→ **Aim**
Copy all records verbatim.

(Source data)
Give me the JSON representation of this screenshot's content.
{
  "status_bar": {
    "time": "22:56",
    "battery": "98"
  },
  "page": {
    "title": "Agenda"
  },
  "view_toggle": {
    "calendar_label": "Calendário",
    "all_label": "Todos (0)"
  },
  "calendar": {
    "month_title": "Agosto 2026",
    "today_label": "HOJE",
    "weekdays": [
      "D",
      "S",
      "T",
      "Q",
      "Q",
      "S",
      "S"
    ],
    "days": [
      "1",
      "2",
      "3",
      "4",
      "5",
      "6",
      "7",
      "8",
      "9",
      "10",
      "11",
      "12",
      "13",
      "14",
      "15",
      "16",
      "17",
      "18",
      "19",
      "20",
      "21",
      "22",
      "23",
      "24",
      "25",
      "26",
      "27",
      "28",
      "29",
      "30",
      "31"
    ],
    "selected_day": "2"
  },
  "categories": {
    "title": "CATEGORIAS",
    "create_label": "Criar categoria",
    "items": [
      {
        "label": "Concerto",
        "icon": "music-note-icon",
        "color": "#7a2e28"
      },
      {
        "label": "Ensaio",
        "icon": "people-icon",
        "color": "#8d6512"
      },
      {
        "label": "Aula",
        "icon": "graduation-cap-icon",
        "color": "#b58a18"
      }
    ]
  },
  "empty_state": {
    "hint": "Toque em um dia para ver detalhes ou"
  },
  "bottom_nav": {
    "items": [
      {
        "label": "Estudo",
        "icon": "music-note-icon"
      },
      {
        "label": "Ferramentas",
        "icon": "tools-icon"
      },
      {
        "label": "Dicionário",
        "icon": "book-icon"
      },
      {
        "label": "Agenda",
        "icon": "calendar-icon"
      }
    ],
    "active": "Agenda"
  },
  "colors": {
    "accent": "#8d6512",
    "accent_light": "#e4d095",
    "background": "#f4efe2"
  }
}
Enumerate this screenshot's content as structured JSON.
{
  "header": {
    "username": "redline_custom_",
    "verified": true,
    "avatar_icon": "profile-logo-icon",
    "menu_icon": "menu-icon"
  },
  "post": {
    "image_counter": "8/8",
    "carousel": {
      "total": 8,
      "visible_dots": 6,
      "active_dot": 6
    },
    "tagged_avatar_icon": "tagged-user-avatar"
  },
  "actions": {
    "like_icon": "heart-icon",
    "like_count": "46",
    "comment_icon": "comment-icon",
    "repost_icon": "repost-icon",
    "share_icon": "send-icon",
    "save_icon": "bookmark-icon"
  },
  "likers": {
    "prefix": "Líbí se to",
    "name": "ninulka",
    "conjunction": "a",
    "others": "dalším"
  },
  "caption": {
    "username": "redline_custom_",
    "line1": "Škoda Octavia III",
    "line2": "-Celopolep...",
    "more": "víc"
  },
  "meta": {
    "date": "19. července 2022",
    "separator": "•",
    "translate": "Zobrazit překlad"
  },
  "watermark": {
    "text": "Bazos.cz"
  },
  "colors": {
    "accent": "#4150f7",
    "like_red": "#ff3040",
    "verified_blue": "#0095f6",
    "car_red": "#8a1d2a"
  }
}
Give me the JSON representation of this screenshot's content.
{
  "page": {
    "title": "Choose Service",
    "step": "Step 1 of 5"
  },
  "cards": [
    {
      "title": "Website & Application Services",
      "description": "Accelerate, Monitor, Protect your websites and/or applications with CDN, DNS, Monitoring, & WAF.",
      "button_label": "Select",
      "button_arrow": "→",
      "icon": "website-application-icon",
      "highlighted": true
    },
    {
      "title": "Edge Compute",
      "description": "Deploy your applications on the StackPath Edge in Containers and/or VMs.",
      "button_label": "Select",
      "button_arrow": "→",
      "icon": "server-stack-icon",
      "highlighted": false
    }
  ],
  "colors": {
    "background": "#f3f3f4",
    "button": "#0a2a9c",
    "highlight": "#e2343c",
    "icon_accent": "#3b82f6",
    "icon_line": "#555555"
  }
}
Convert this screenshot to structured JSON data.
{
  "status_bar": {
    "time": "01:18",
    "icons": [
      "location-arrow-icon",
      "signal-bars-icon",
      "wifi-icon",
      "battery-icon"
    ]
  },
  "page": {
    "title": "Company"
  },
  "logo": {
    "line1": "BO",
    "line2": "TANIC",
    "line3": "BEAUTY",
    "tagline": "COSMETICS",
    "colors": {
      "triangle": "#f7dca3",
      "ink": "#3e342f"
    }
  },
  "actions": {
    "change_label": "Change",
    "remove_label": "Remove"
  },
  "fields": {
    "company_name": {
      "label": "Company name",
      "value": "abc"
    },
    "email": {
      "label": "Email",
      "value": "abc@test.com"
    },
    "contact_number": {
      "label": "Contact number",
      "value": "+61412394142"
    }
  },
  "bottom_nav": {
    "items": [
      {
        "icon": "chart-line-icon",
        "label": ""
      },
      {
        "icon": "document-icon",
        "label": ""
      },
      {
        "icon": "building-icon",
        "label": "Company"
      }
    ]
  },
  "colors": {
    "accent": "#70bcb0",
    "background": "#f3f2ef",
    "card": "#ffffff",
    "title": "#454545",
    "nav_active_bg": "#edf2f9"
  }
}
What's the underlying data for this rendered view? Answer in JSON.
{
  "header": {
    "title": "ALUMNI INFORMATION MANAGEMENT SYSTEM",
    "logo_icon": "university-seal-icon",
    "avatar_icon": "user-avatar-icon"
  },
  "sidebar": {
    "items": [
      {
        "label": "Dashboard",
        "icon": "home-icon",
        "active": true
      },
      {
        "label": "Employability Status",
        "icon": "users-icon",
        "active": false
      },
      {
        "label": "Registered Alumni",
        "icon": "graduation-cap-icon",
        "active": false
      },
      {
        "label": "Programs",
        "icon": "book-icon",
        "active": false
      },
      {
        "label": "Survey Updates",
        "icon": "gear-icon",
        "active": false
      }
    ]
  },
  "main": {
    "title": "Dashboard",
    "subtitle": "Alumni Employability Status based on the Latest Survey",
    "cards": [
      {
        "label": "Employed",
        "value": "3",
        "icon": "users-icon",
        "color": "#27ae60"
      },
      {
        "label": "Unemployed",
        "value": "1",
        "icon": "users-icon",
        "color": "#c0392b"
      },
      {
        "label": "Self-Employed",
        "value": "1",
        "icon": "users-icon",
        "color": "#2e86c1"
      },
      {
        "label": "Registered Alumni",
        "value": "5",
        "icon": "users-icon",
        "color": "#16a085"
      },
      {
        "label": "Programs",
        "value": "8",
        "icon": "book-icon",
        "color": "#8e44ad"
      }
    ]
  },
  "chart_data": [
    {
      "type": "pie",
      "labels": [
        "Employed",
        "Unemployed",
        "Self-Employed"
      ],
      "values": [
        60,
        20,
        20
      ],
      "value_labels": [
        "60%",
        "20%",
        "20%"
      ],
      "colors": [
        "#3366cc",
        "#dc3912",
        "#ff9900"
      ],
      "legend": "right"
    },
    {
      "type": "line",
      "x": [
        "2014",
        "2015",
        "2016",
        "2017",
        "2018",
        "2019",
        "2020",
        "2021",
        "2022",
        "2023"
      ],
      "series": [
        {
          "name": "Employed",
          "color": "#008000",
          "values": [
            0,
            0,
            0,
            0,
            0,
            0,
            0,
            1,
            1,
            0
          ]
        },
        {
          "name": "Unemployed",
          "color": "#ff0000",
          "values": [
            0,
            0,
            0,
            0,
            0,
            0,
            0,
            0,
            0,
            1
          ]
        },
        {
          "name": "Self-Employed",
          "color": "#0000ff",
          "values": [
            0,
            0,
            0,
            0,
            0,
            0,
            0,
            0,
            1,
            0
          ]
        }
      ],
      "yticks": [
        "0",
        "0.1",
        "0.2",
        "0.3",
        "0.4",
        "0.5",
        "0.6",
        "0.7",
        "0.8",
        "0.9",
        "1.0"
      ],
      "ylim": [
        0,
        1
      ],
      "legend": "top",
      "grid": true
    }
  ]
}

→ **Exercise output**
Give me the JSON representation of this screenshot's content.
{
  "status_bar": {
    "time": "22:56",
    "battery": "98"
  },
  "page": {
    "title": "Agenda"
  },
  "view_toggle": {
    "calendar_label": "Calendário",
    "all_label": "Todos (0)"
  },
  "calendar": {
    "month_title": "Agosto 2026",
    "today_label": "HOJE",
    "weekdays": [
      "D",
      "S",
      "T",
      "Q",
      "Q",
      "S",
      "S"
    ],
    "days": [
      "1",
      "2",
      "3",
      "4",
      "5",
      "6",
      "7",
      "8",
      "9",
      "10",
      "11",
      "12",
      "13",
      "14",
      "15",
      "16",
      "17",
      "18",
      "19",
      "20",
      "21",
      "22",
      "23",
      "24",
      "25",
      "26",
      "27",
      "28",
      "29",
      "30",
      "31"
    ],
    "selected_day": "2"
  },
  "categories": {
    "title": "CATEGORIAS",
    "create_label": "Criar categoria",
    "items": [
      {
        "label": "Concerto",
        "icon": "music-note-icon",
        "color": "#7a2e28"
      },
      {
        "label": "Ensaio",
        "icon": "people-icon",
        "color": "#8d6512"
      },
      {
        "label": "Aula",
        "icon": "graduation-cap-icon",
        "color": "#b58a18"
      }
    ]
  },
  "empty_state": {
    "hint": "Toque em um dia para ver detalhes ou"
  },
  "bottom_nav": {
    "items": [
      {
        "label": "Estudo",
        "icon": "music-note-icon"
      },
      {
        "label": "Ferramentas",
        "icon": "tools-icon"
      },
      {
        "label": "Dicionário",
        "icon": "book-icon"
      },
      {
        "label": "Agenda",
        "icon": "calendar-icon"
      }
    ],
    "active": "Agenda"
  },
  "colors": {
    "accent": "#8d6512",
    "accent_light": "#e4d095",
    "background": "#f4efe2"
  }
}
Enumerate this screenshot's content as structured JSON.
{
  "header": {
    "username": "redline_custom_",
    "verified": true,
    "avatar_icon": "profile-logo-icon",
    "menu_icon": "menu-icon"
  },
  "post": {
    "image_counter": "8/8",
    "carousel": {
      "total": 8,
      "visible_dots": 6,
      "active_dot": 6
    },
    "tagged_avatar_icon": "tagged-user-avatar"
  },
  "actions": {
    "like_icon": "heart-icon",
    "like_count": "46",
    "comment_icon": "comment-icon",
    "repost_icon": "repost-icon",
    "share_icon": "send-icon",
    "save_icon": "bookmark-icon"
  },
  "likers": {
    "prefix": "Líbí se to",
    "name": "ninulka",
    "conjunction": "a",
    "others": "dalším"
  },
  "caption": {
    "username": "redline_custom_",
    "line1": "Škoda Octavia III",
    "line2": "-Celopolep...",
    "more": "víc"
  },
  "meta": {
    "date": "19. července 2022",
    "separator": "•",
    "translate": "Zobrazit překlad"
  },
  "watermark": {
    "text": "Bazos.cz"
  },
  "colors": {
    "accent": "#4150f7",
    "like_red": "#ff3040",
    "verified_blue": "#0095f6",
    "car_red": "#8a1d2a"
  }
}
Give me the JSON representation of this screenshot's content.
{
  "page": {
    "title": "Choose Service",
    "step": "Step 1 of 5"
  },
  "cards": [
    {
      "title": "Website & Application Services",
      "description": "Accelerate, Monitor, Protect your websites and/or applications with CDN, DNS, Monitoring, & WAF.",
      "button_label": "Select",
      "button_arrow": "→",
      "icon": "website-application-icon",
      "highlighted": true
    },
    {
      "title": "Edge Compute",
      "description": "Deploy your applications on the StackPath Edge in Containers and/or VMs.",
      "button_label": "Select",
      "button_arrow": "→",
      "icon": "server-stack-icon",
      "highlighted": false
    }
  ],
  "colors": {
    "background": "#f3f3f4",
    "button": "#0a2a9c",
    "highlight": "#e2343c",
    "icon_accent": "#3b82f6",
    "icon_line": "#555555"
  }
}
Convert this screenshot to structured JSON data.
{
  "status_bar": {
    "time": "01:18",
    "icons": [
      "location-arrow-icon",
      "signal-bars-icon",
      "wifi-icon",
      "battery-icon"
    ]
  },
  "page": {
    "title": "Company"
  },
  "logo": {
    "line1": "BO",
    "line2": "TANIC",
    "line3": "BEAUTY",
    "tagline": "COSMETICS",
    "colors": {
      "triangle": "#f7dca3",
      "ink": "#3e342f"
    }
  },
  "actions": {
    "change_label": "Change",
    "remove_label": "Remove"
  },
  "fields": {
    "company_name": {
      "label": "Company name",
      "value": "abc"
    },
    "email": {
      "label": "Email",
      "value": "abc@test.com"
    },
    "contact_number": {
      "label": "Contact number",
      "value": "+61412394142"
    }
  },
  "bottom_nav": {
    "items": [
      {
        "icon": "chart-line-icon",
        "label": ""
      },
      {
        "icon": "document-icon",
        "label": ""
      },
      {
        "icon": "building-icon",
        "label": "Company"
      }
    ]
  },
  "colors": {
    "accent": "#70bcb0",
    "background": "#f3f2ef",
    "card": "#ffffff",
    "title": "#454545",
    "nav_active_bg": "#edf2f9"
  }
}
What's the underlying data for this rendered view? Answer in JSON.
{
  "header": {
    "title": "ALUMNI INFORMATION MANAGEMENT SYSTEM",
    "logo_icon": "university-seal-icon",
    "avatar_icon": "user-avatar-icon"
  },
  "sidebar": {
    "items": [
      {
        "label": "Dashboard",
        "icon": "home-icon",
        "active": true
      },
      {
        "label": "Employability Status",
        "icon": "users-icon",
        "active": false
      },
      {
        "label": "Registered Alumni",
        "icon": "graduation-cap-icon",
        "active": false
      },
      {
        "label": "Programs",
        "icon": "book-icon",
        "active": false
      },
      {
        "label": "Survey Updates",
        "icon": "gear-icon",
        "active": false
      }
    ]
  },
  "main": {
    "title": "Dashboard",
    "subtitle": "Alumni Employability Status based on the Latest Survey",
    "cards": [
      {
        "label": "Employed",
        "value": "3",
        "icon": "users-icon",
        "color": "#27ae60"
      },
      {
        "label": "Unemployed",
        "value": "1",
        "icon": "users-icon",
        "color": "#c0392b"
      },
      {
        "label": "Self-Employed",
        "value": "1",
        "icon": "users-icon",
        "color": "#2e86c1"
      },
      {
        "label": "Registered Alumni",
        "value": "5",
        "icon": "users-icon",
        "color": "#16a085"
      },
      {
        "label": "Programs",
        "value": "8",
        "icon": "book-icon",
        "color": "#8e44ad"
      }
    ]
  },
  "chart_data": [
    {
      "type": "pie",
      "labels": [
        "Employed",
        "Unemployed",
        "Self-Employed"
      ],
      "values": [
        60,
        20,
        20
      ],
      "value_labels": [
        "60%",
        "20%",
        "20%"
      ],
      "colors": [
        "#3366cc",
        "#dc3912",
        "#ff9900"
      ],
      "legend": "right"
    },
    {
      "type": "line",
      "x": [
        "2014",
        "2015",
        "2016",
        "2017",
        "2018",
        "2019",
        "2020",
        "2021",
        "2022",
        "2023"
      ],
      "series": [
        {
          "name": "Employed",
          "color": "#008000",
          "values": [
            0,
            0,
            0,
            0,
            0,
            0,
            0,
            1,
            1,
            0
          ]
        },
        {
          "name": "Unemployed",
          "color": "#ff0000",
          "values": [
            0,
            0,
            0,
            0,
            0,
            0,
            0,
            0,
            0,
            1
          ]
        },
        {
          "name": "Self-Employed",
          "color": "#0000ff",
          "values": [
            0,
            0,
            0,
            0,
            0,
            0,
            0,
            0,
            1,
            0
          ]
        }
      ],
      "yticks": [
        "0",
        "0.1",
        "0.2",
        "0.3",
        "0.4",
        "0.5",
        "0.6",
        "0.7",
        "0.8",
        "0.9",
        "1.0"
      ],
      "ylim": [
        0,
        1
      ],
      "legend": "top",
      "grid": true
    }
  ]
}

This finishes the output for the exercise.